• [Given exercise]
Extract each line holding the word "them" from the entries.

• [Stored records]
^^^^^^^^
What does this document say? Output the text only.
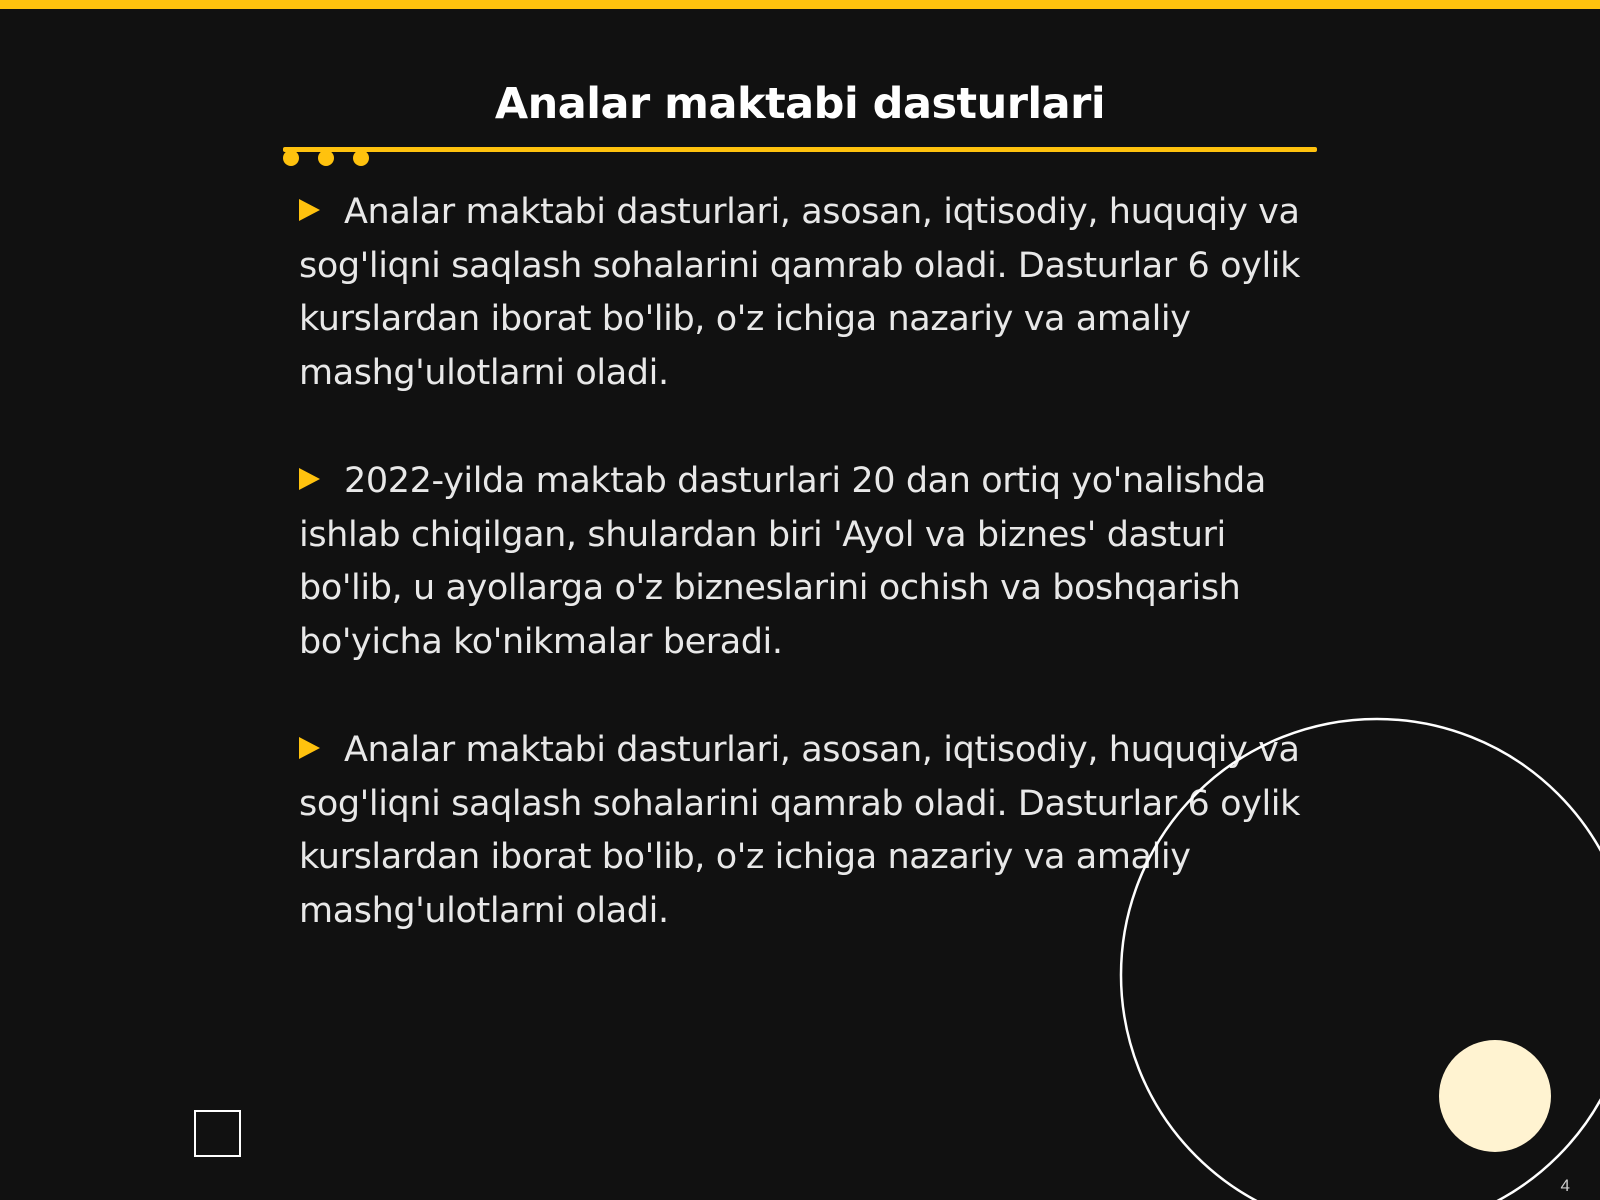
Analar maktabi dasturlari

Analar maktabi dasturlari, asosan, iqtisodiy, huquqiy va sog'liqni saqlash sohalarini qamrab oladi. Dasturlar 6 oylik kurslardan iborat bo'lib, o'z ichiga nazariy va amaliy mashg'ulotlarni oladi.

2022-yilda maktab dasturlari 20 dan ortiq yo'nalishda ishlab chiqilgan, shulardan biri 'Ayol va biznes' dasturi bo'lib, u ayollarga o'z bizneslarini ochish va boshqarish bo'yicha ko'nikmalar beradi.

Analar maktabi dasturlari, asosan, iqtisodiy, huquqiy va sog'liqni saqlash sohalarini qamrab oladi. Dasturlar 6 oylik kurslardan iborat bo'lib, o'z ichiga nazariy va amaliy mashg'ulotlarni oladi.

4
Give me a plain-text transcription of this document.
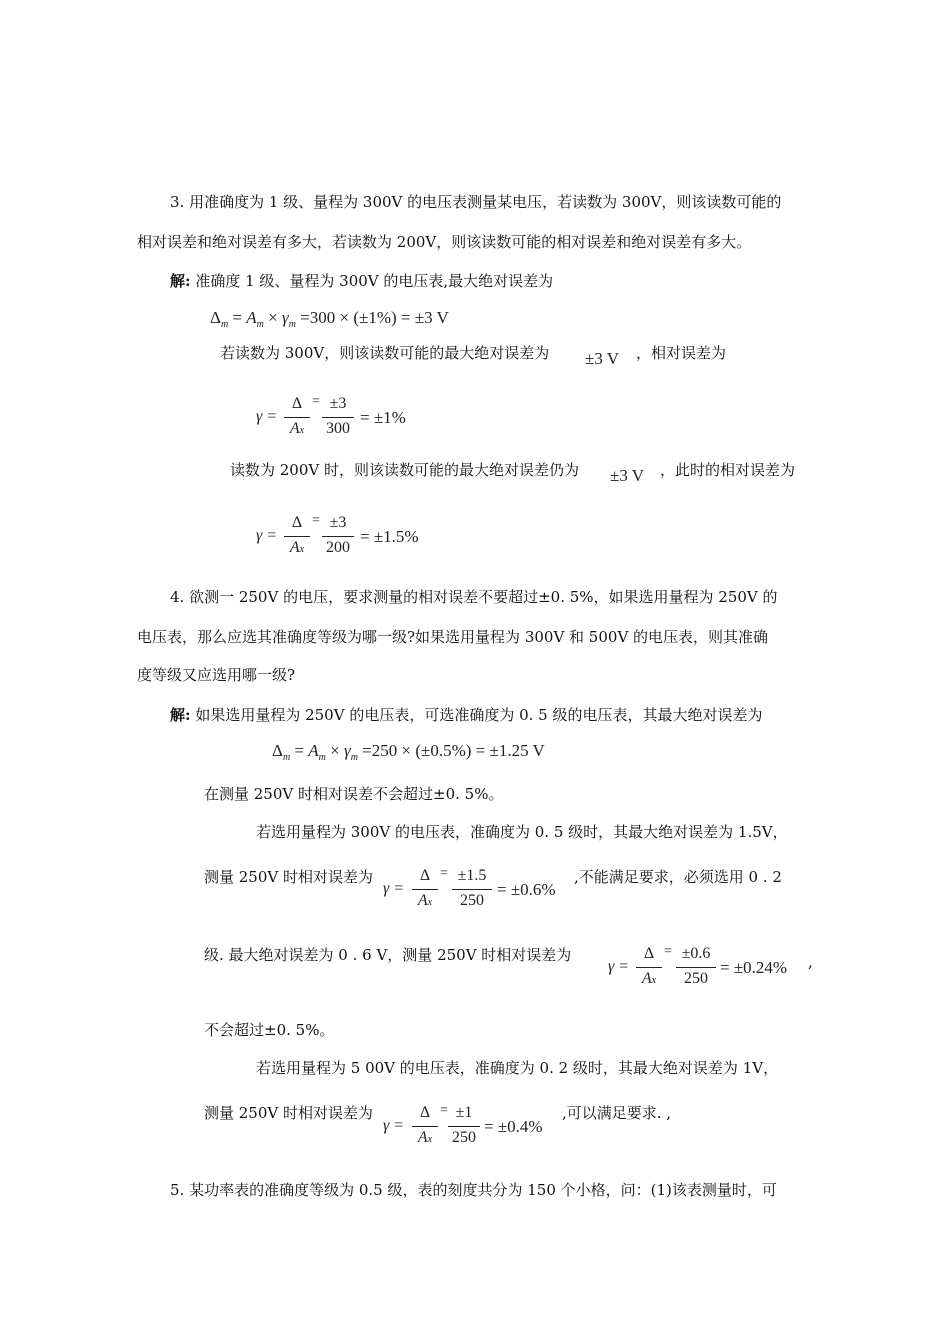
3. 用准确度为 1 级、量程为 300V 的电压表测量某电压，若读数为 300V，则该读数可能的
相对误差和绝对误差有多大，若读数为 200V，则该读数可能的相对误差和绝对误差有多大。
解: 准确度 1 级、量程为 300V 的电压表,最大绝对误差为
$\Delta_m = A_m \times \gamma_m =300 \times (\pm 1\%) = \pm 3$ V
若读数为 300V，则该读数可能的最大绝对误差为 ±3 V ，相对误差为
γ =
Δ
Ax
= ±3
300
= ±1%
读数为 200V 时，则该读数可能的最大绝对误差仍为 ±3 V ，此时的相对误差为
γ =
Δ
Ax
= ±3
200
= ±1.5%
4. 欲测一 250V 的电压，要求测量的相对误差不要超过±0. 5%，如果选用量程为 250V 的
电压表，那么应选其准确度等级为哪一级?如果选用量程为 300V 和 500V 的电压表，则其准确
度等级又应选用哪一级?
解: 如果选用量程为 250V 的电压表，可选准确度为 0. 5 级的电压表，其最大绝对误差为
$\Delta_m = A_m \times \gamma_m =250 \times (\pm 0.5\%) = \pm 1.25$ V
在测量 250V 时相对误差不会超过±0. 5%。
若选用量程为 300V 的电压表，准确度为 0. 5 级时，其最大绝对误差为 1.5V，
测量 250V 时相对误差为
γ =
Δ
Ax
= ±1.5
250
= ±0.6%
,不能满足要求，必须选用 0 . 2
级. 最大绝对误差为 0 . 6 V，测量 250V 时相对误差为
γ =
Δ
Ax
= ±0.6
250
= ±0.24% ,
不会超过±0. 5%。
若选用量程为 5 00V 的电压表，准确度为 0. 2 级时，其最大绝对误差为 1V，
测量 250V 时相对误差为
γ =
Δ
Ax
= ±1
250
= ±0.4%
,可以满足要求. ,
5. 某功率表的准确度等级为 0.5 级，表的刻度共分为 150 个小格，问：(1)该表测量时，可
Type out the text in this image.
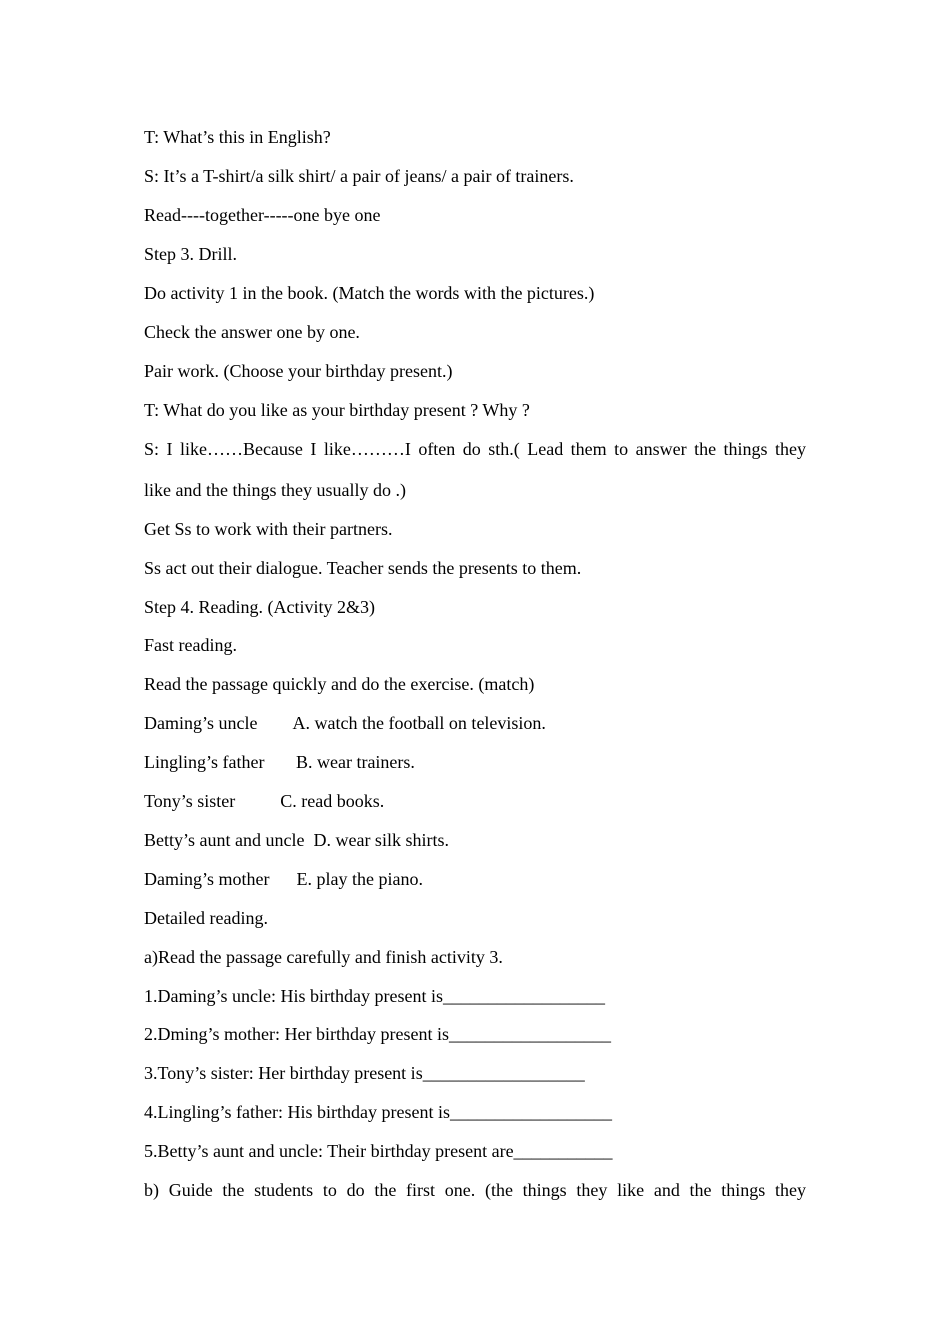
T: What’s this in English?
S: It’s a T-shirt/a silk shirt/ a pair of jeans/ a pair of trainers.
Read----together-----one bye one
Step 3. Drill.
Do activity 1 in the book. (Match the words with the pictures.)
Check the answer one by one.
Pair work. (Choose your birthday present.)
T: What do you like as your birthday present ? Why ?
S: I like……Because I like………I often do sth.( Lead them to answer the things they
like and the things they usually do .)
Get Ss to work with their partners.
Ss act out their dialogue. Teacher sends the presents to them.
Step 4. Reading. (Activity 2&3)
Fast reading.
Read the passage quickly and do the exercise. (match)
Daming’s uncle        A. watch the football on television.
Lingling’s father       B. wear trainers.
Tony’s sister          C. read books.
Betty’s aunt and uncle  D. wear silk shirts.
Daming’s mother      E. play the piano.
Detailed reading.
a)Read the passage carefully and finish activity 3.
1.Daming’s uncle: His birthday present is__________________
2.Dming’s mother: Her birthday present is__________________
3.Tony’s sister: Her birthday present is__________________
4.Lingling’s father: His birthday present is__________________
5.Betty’s aunt and uncle: Their birthday present are___________
b) Guide the students to do the first one. (the things they like and the things they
^^^^^^^^
• [Written response]
S: I like……Because I like………I often do sth.( Lead them to answer the things they
Ss act out their dialogue. Teacher sends the presents to them.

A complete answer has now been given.